_Given exercise_
The entries below should be output exactly as written.

_Records from a dataset_
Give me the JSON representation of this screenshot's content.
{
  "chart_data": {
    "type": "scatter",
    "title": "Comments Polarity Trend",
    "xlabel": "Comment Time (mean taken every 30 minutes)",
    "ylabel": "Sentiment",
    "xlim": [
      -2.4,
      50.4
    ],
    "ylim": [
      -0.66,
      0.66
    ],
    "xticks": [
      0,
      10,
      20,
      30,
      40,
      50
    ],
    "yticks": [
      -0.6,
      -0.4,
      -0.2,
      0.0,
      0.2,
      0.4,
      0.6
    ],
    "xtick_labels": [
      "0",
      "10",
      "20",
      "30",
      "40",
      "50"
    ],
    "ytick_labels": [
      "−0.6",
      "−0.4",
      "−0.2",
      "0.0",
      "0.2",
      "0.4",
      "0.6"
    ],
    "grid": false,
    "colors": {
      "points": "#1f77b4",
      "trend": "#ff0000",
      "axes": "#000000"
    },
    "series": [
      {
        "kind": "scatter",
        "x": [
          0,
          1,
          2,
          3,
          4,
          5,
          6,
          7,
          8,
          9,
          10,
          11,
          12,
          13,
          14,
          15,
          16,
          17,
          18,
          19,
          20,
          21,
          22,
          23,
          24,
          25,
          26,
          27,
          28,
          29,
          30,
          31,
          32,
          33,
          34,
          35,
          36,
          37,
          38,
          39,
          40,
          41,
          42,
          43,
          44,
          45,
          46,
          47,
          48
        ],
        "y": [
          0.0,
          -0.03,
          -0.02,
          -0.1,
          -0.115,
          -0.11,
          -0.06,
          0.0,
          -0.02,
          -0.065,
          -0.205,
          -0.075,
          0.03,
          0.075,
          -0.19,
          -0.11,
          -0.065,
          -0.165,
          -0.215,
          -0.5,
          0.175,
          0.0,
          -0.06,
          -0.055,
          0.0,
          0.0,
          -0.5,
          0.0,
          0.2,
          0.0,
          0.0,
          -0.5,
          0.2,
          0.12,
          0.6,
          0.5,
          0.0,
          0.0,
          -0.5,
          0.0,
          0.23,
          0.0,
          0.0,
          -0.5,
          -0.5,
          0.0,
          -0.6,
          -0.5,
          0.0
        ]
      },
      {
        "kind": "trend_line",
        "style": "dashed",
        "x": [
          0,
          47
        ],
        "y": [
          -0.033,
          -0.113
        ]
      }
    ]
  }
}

_Solution to this exercise_
Give me the JSON representation of this screenshot's content.
{
  "chart_data": {
    "type": "scatter",
    "title": "Comments Polarity Trend",
    "xlabel": "Comment Time (mean taken every 30 minutes)",
    "ylabel": "Sentiment",
    "xlim": [
      -2.4,
      50.4
    ],
    "ylim": [
      -0.66,
      0.66
    ],
    "xticks": [
      0,
      10,
      20,
      30,
      40,
      50
    ],
    "yticks": [
      -0.6,
      -0.4,
      -0.2,
      0.0,
      0.2,
      0.4,
      0.6
    ],
    "xtick_labels": [
      "0",
      "10",
      "20",
      "30",
      "40",
      "50"
    ],
    "ytick_labels": [
      "−0.6",
      "−0.4",
      "−0.2",
      "0.0",
      "0.2",
      "0.4",
      "0.6"
    ],
    "grid": false,
    "colors": {
      "points": "#1f77b4",
      "trend": "#ff0000",
      "axes": "#000000"
    },
    "series": [
      {
        "kind": "scatter",
        "x": [
          0,
          1,
          2,
          3,
          4,
          5,
          6,
          7,
          8,
          9,
          10,
          11,
          12,
          13,
          14,
          15,
          16,
          17,
          18,
          19,
          20,
          21,
          22,
          23,
          24,
          25,
          26,
          27,
          28,
          29,
          30,
          31,
          32,
          33,
          34,
          35,
          36,
          37,
          38,
          39,
          40,
          41,
          42,
          43,
          44,
          45,
          46,
          47,
          48
        ],
        "y": [
          0.0,
          -0.03,
          -0.02,
          -0.1,
          -0.115,
          -0.11,
          -0.06,
          0.0,
          -0.02,
          -0.065,
          -0.205,
          -0.075,
          0.03,
          0.075,
          -0.19,
          -0.11,
          -0.065,
          -0.165,
          -0.215,
          -0.5,
          0.175,
          0.0,
          -0.06,
          -0.055,
          0.0,
          0.0,
          -0.5,
          0.0,
          0.2,
          0.0,
          0.0,
          -0.5,
          0.2,
          0.12,
          0.6,
          0.5,
          0.0,
          0.0,
          -0.5,
          0.0,
          0.23,
          0.0,
          0.0,
          -0.5,
          -0.5,
          0.0,
          -0.6,
          -0.5,
          0.0
        ]
      },
      {
        "kind": "trend_line",
        "style": "dashed",
        "x": [
          0,
          47
        ],
        "y": [
          -0.033,
          -0.113
        ]
      }
    ]
  }
}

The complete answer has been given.